Directions:
Print every record below exactly as written.

Records for processing:

****************************************

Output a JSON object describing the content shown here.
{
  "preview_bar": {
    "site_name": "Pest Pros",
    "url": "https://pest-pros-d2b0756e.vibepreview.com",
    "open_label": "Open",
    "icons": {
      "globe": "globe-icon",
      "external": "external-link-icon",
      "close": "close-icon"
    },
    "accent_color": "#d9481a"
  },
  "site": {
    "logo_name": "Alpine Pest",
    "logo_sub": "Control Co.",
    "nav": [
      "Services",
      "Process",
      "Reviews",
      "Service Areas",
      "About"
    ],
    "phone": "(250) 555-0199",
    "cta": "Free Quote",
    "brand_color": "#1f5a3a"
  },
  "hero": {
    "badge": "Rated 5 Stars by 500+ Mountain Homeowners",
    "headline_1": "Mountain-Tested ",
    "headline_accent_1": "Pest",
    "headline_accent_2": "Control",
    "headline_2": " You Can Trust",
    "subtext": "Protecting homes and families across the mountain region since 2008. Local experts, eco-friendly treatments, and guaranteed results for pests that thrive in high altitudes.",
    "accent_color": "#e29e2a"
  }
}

****************************************

In response:
Output a JSON object describing the content shown here.
{
  "preview_bar": {
    "site_name": "Pest Pros",
    "url": "https://pest-pros-d2b0756e.vibepreview.com",
    "open_label": "Open",
    "icons": {
      "globe": "globe-icon",
      "external": "external-link-icon",
      "close": "close-icon"
    },
    "accent_color": "#d9481a"
  },
  "site": {
    "logo_name": "Alpine Pest",
    "logo_sub": "Control Co.",
    "nav": [
      "Services",
      "Process",
      "Reviews",
      "Service Areas",
      "About"
    ],
    "phone": "(250) 555-0199",
    "cta": "Free Quote",
    "brand_color": "#1f5a3a"
  },
  "hero": {
    "badge": "Rated 5 Stars by 500+ Mountain Homeowners",
    "headline_1": "Mountain-Tested ",
    "headline_accent_1": "Pest",
    "headline_accent_2": "Control",
    "headline_2": " You Can Trust",
    "subtext": "Protecting homes and families across the mountain region since 2008. Local experts, eco-friendly treatments, and guaranteed results for pests that thrive in high altitudes.",
    "accent_color": "#e29e2a"
  }
}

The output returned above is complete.